Dataset items

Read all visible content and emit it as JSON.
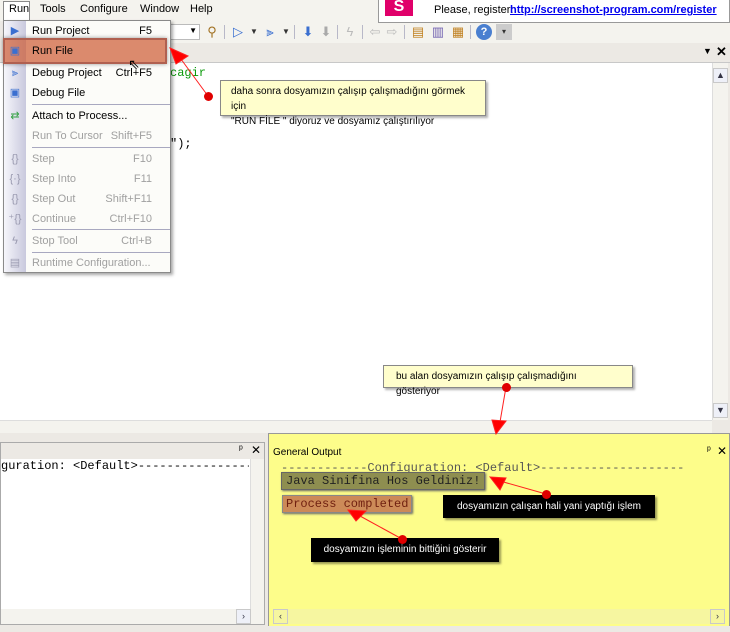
{
  "menubar": {
    "items": [
      "Run",
      "Tools",
      "Configure",
      "Window",
      "Help"
    ]
  },
  "register": {
    "text": "Please, register:",
    "link": "http://screenshot-program.com/register",
    "logo": "S"
  },
  "run_menu": {
    "items": [
      {
        "label": "Run Project",
        "shortcut": "F5",
        "icon": "run-project-icon",
        "enabled": true
      },
      {
        "label": "Run File",
        "shortcut": "",
        "icon": "run-file-icon",
        "enabled": true
      },
      {
        "label": "Debug Project",
        "shortcut": "Ctrl+F5",
        "icon": "debug-project-icon",
        "enabled": true
      },
      {
        "label": "Debug File",
        "shortcut": "",
        "icon": "debug-file-icon",
        "enabled": true
      },
      {
        "label": "Attach to Process...",
        "shortcut": "",
        "icon": "attach-icon",
        "enabled": true
      },
      {
        "label": "Run To Cursor",
        "shortcut": "Shift+F5",
        "enabled": false
      },
      {
        "label": "Step",
        "shortcut": "F10",
        "icon": "step-icon",
        "enabled": false
      },
      {
        "label": "Step Into",
        "shortcut": "F11",
        "icon": "step-into-icon",
        "enabled": false
      },
      {
        "label": "Step Out",
        "shortcut": "Shift+F11",
        "icon": "step-out-icon",
        "enabled": false
      },
      {
        "label": "Continue",
        "shortcut": "Ctrl+F10",
        "icon": "continue-icon",
        "enabled": false
      },
      {
        "label": "Stop Tool",
        "shortcut": "Ctrl+B",
        "icon": "stop-tool-icon",
        "enabled": false
      },
      {
        "label": "Runtime Configuration...",
        "shortcut": "",
        "icon": "runtime-config-icon",
        "enabled": false
      }
    ]
  },
  "editor": {
    "code_fragment_1": "cagir",
    "code_fragment_2": "\");"
  },
  "annotations": {
    "run_file": "daha sonra dosyamızın çalışıp çalışmadığını görmek için\n\"RUN FİLE \" diyoruz ve dosyamız çalıştırılıyor",
    "output_area": "bu alan dosyamızın çalışıp çalışmadığını gösteriyor",
    "running": "dosyamızın çalışan hali yani  yaptığı işlem",
    "finished": "dosyamızın işleminin bittiğini gösterir"
  },
  "left_panel": {
    "line": "guration: <Default>-----------------"
  },
  "output": {
    "title": "General Output",
    "header_line": "------------Configuration: <Default>--------------------",
    "lines": [
      "Java Sinifina Hos Geldiniz!",
      "Process completed"
    ]
  },
  "colors": {
    "highlight": "#cd5a32",
    "output_bg": "#fdfd8a",
    "annotation_arrow": "#e00000"
  }
}
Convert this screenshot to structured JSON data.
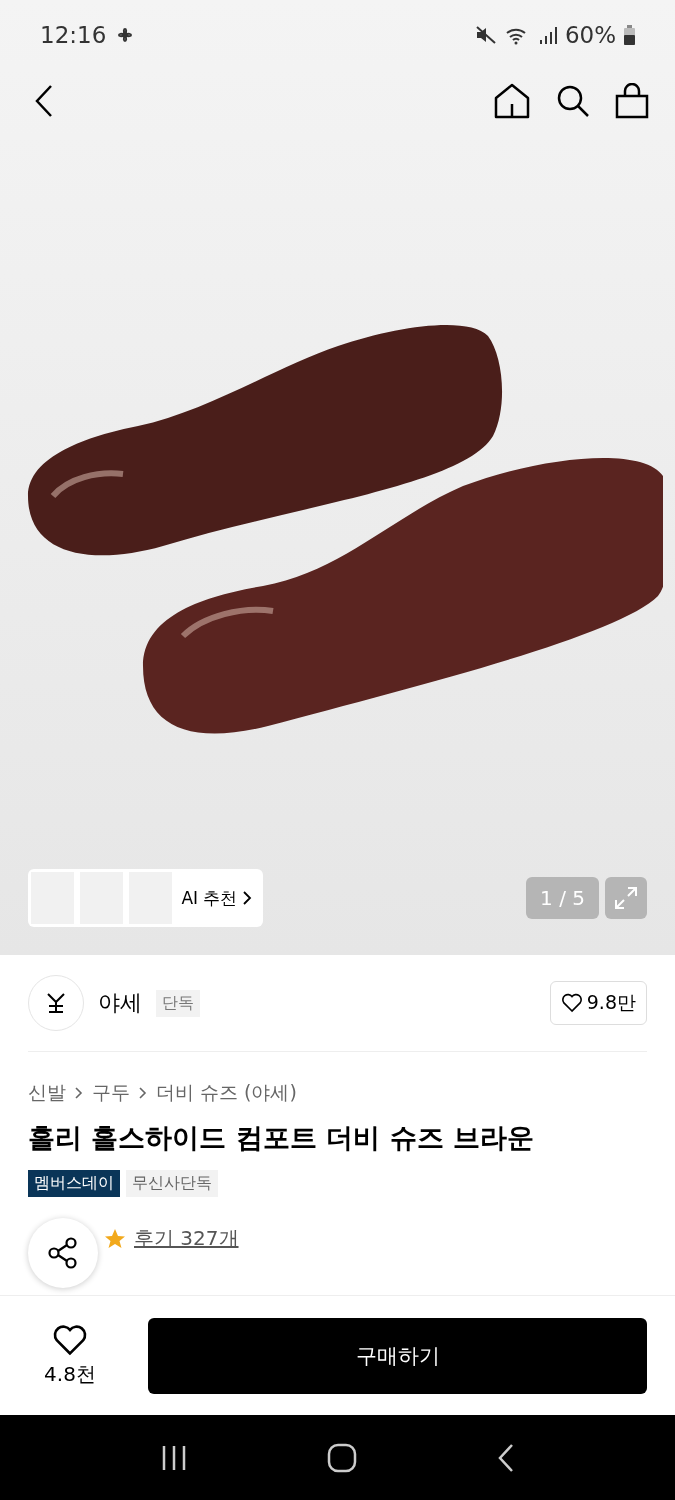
{
  "status_bar": {
    "time": "12:16",
    "battery": "60%"
  },
  "gallery": {
    "ai_recommend": "AI 추천",
    "counter": "1 / 5"
  },
  "brand": {
    "name": "야세",
    "tag": "단독",
    "likes": "9.8만"
  },
  "breadcrumbs": [
    "신발",
    "구두",
    "더비 슈즈 (야세)"
  ],
  "title": "홀리 홀스하이드 컴포트 더비 슈즈 브라운",
  "badges": [
    {
      "label": "멤버스데이",
      "kind": "member"
    },
    {
      "label": "무신사단독",
      "kind": "exclusive"
    }
  ],
  "reviews": {
    "label": "후기 327개"
  },
  "bottom_bar": {
    "likes": "4.8천",
    "buy": "구매하기"
  }
}
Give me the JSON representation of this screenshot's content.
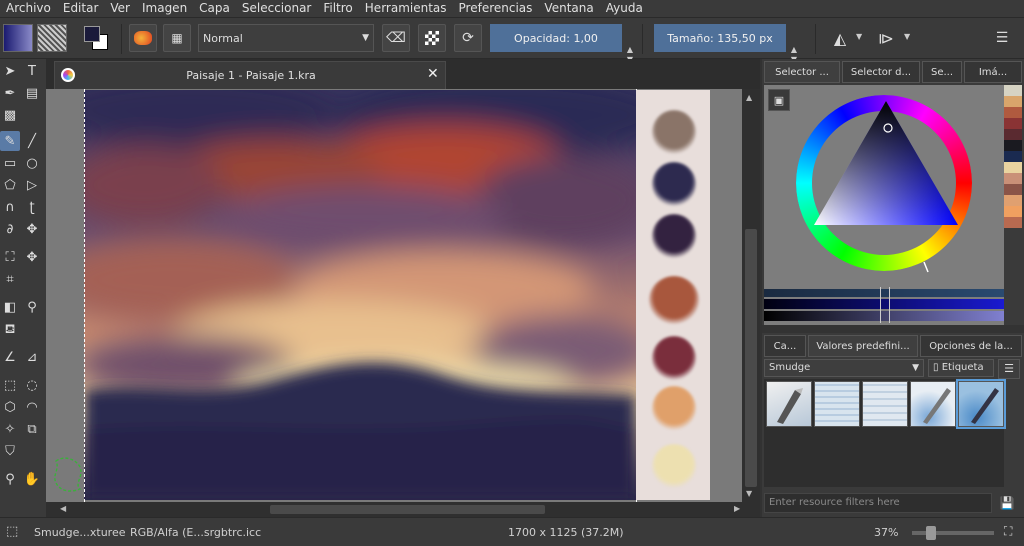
{
  "menu": [
    "Archivo",
    "Editar",
    "Ver",
    "Imagen",
    "Capa",
    "Seleccionar",
    "Filtro",
    "Herramientas",
    "Preferencias",
    "Ventana",
    "Ayuda"
  ],
  "toolbar": {
    "blend_mode": "Normal",
    "opacity_label": "Opacidad:  1,00",
    "size_label": "Tamaño:  135,50 px"
  },
  "document": {
    "tab_title": "Paisaje 1 - Paisaje 1.kra",
    "close_glyph": "✕"
  },
  "dock": {
    "tabs_top": [
      "Selector ...",
      "Selector d...",
      "Se...",
      "Imá..."
    ],
    "tabs_bottom": [
      "Ca...",
      "Valores predefini...",
      "Opciones de la..."
    ],
    "preset_group": "Smudge",
    "tag_label": "Etiqueta",
    "filter_placeholder": "Enter resource filters here"
  },
  "status": {
    "preset": "Smudge...xturee",
    "color_profile": "RGB/Alfa (E...srgbtrc.icc",
    "dimensions": "1700 x 1125 (37.2M)",
    "zoom": "37%"
  },
  "colors": {
    "accent": "#4f7099",
    "palette_swatches": [
      "#d6d3c3",
      "#d9a56b",
      "#b05a3f",
      "#8a3334",
      "#5a2a30",
      "#1a1a20",
      "#1a2a50",
      "#e9d3a0",
      "#c99078",
      "#8a5448",
      "#e0a070",
      "#f0a060",
      "#b86a50"
    ],
    "painted_blobs": [
      "#8a7468",
      "#2d2a4f",
      "#332240",
      "#a8573d",
      "#7a2e3c",
      "#e0a06a",
      "#ede0b0"
    ]
  }
}
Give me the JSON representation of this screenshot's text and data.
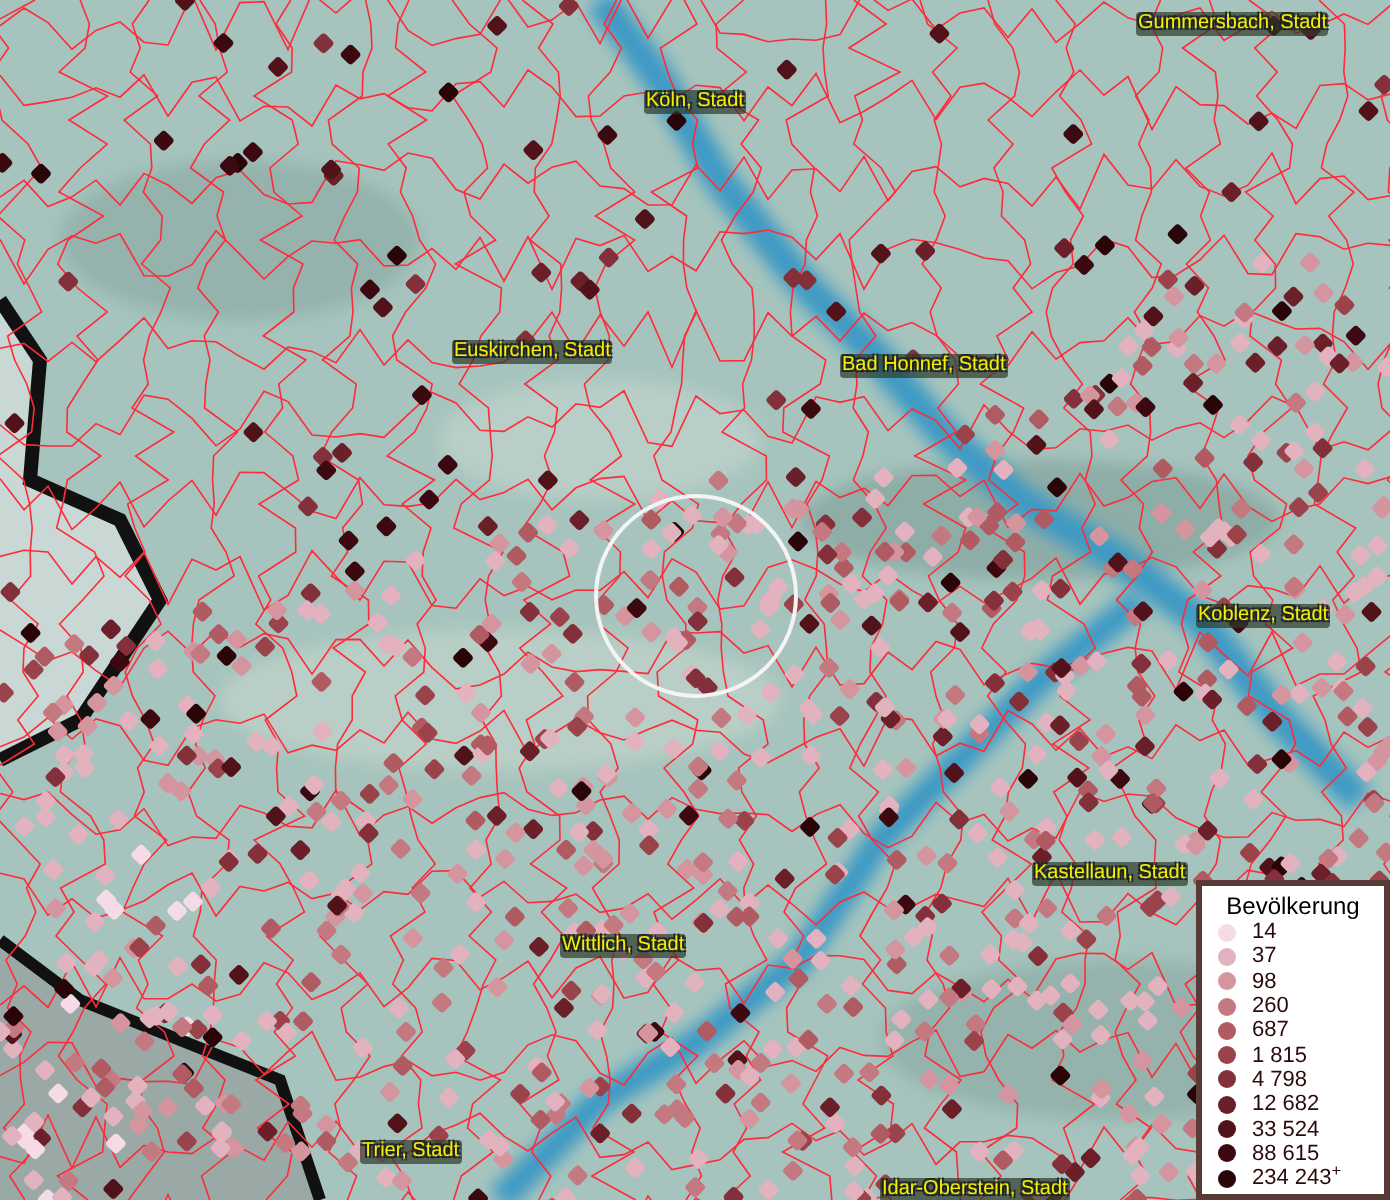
{
  "map": {
    "places": [
      {
        "name": "Gummersbach, Stadt"
      },
      {
        "name": "Köln, Stadt"
      },
      {
        "name": "Euskirchen, Stadt"
      },
      {
        "name": "Bad Honnef, Stadt"
      },
      {
        "name": "Koblenz, Stadt"
      },
      {
        "name": "Kastellaun, Stadt"
      },
      {
        "name": "Wittlich, Stadt"
      },
      {
        "name": "Trier, Stadt"
      },
      {
        "name": "Idar-Oberstein, Stadt"
      }
    ]
  },
  "legend": {
    "title": "Bevölkerung",
    "items": [
      {
        "label": "14",
        "color": "#f5dbe5"
      },
      {
        "label": "37",
        "color": "#e3b2bf"
      },
      {
        "label": "98",
        "color": "#d4959f"
      },
      {
        "label": "260",
        "color": "#c4787f"
      },
      {
        "label": "687",
        "color": "#b05a62"
      },
      {
        "label": "1 815",
        "color": "#9a434b"
      },
      {
        "label": "4 798",
        "color": "#84303a"
      },
      {
        "label": "12 682",
        "color": "#6b1f28"
      },
      {
        "label": "33 524",
        "color": "#52121a"
      },
      {
        "label": "88 615",
        "color": "#3c0910"
      },
      {
        "label": "234 243$^{+}$",
        "color": "#2a0508"
      }
    ]
  }
}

### SET EXERCISE
Report only the number of lines in the listing that contain the word "screenshot".

### FINAL ANSWER
4